■ Set exercise ■
Transcribe the data that follows precisely, omitting nothing.

##### Material to process

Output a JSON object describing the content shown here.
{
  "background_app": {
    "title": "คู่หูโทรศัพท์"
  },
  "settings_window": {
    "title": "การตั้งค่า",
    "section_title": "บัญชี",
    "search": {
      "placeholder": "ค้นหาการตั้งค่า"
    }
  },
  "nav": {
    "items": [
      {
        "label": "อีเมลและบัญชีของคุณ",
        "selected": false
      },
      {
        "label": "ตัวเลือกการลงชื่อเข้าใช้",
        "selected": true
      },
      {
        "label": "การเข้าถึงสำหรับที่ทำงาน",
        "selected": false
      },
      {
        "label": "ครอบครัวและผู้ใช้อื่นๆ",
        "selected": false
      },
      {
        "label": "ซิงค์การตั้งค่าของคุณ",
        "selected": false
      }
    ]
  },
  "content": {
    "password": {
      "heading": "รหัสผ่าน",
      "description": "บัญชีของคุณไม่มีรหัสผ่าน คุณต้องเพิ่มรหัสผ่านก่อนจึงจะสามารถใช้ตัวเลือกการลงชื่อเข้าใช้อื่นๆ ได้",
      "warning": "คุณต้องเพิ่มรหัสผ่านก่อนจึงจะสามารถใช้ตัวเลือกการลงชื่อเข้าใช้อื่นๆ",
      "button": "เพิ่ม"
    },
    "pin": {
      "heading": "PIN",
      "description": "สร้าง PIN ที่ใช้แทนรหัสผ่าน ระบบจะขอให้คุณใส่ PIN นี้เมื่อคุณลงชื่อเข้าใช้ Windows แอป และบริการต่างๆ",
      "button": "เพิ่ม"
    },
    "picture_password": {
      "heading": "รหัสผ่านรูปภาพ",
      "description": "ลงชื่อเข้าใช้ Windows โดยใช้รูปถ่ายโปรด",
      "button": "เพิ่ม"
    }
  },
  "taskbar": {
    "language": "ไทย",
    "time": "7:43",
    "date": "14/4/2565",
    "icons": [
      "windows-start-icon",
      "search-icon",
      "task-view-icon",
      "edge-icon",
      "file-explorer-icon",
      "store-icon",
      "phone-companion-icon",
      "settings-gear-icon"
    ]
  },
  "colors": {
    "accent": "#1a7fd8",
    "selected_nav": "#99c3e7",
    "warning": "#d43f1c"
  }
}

##########

■ Finished task ■
Output a JSON object describing the content shown here.
{
  "background_app": {
    "title": "คู่หูโทรศัพท์"
  },
  "settings_window": {
    "title": "การตั้งค่า",
    "section_title": "บัญชี",
    "search": {
      "placeholder": "ค้นหาการตั้งค่า"
    }
  },
  "nav": {
    "items": [
      {
        "label": "อีเมลและบัญชีของคุณ",
        "selected": false
      },
      {
        "label": "ตัวเลือกการลงชื่อเข้าใช้",
        "selected": true
      },
      {
        "label": "การเข้าถึงสำหรับที่ทำงาน",
        "selected": false
      },
      {
        "label": "ครอบครัวและผู้ใช้อื่นๆ",
        "selected": false
      },
      {
        "label": "ซิงค์การตั้งค่าของคุณ",
        "selected": false
      }
    ]
  },
  "content": {
    "password": {
      "heading": "รหัสผ่าน",
      "description": "บัญชีของคุณไม่มีรหัสผ่าน คุณต้องเพิ่มรหัสผ่านก่อนจึงจะสามารถใช้ตัวเลือกการลงชื่อเข้าใช้อื่นๆ ได้",
      "warning": "คุณต้องเพิ่มรหัสผ่านก่อนจึงจะสามารถใช้ตัวเลือกการลงชื่อเข้าใช้อื่นๆ",
      "button": "เพิ่ม"
    },
    "pin": {
      "heading": "PIN",
      "description": "สร้าง PIN ที่ใช้แทนรหัสผ่าน ระบบจะขอให้คุณใส่ PIN นี้เมื่อคุณลงชื่อเข้าใช้ Windows แอป และบริการต่างๆ",
      "button": "เพิ่ม"
    },
    "picture_password": {
      "heading": "รหัสผ่านรูปภาพ",
      "description": "ลงชื่อเข้าใช้ Windows โดยใช้รูปถ่ายโปรด",
      "button": "เพิ่ม"
    }
  },
  "taskbar": {
    "language": "ไทย",
    "time": "7:43",
    "date": "14/4/2565",
    "icons": [
      "windows-start-icon",
      "search-icon",
      "task-view-icon",
      "edge-icon",
      "file-explorer-icon",
      "store-icon",
      "phone-companion-icon",
      "settings-gear-icon"
    ]
  },
  "colors": {
    "accent": "#1a7fd8",
    "selected_nav": "#99c3e7",
    "warning": "#d43f1c"
  }
}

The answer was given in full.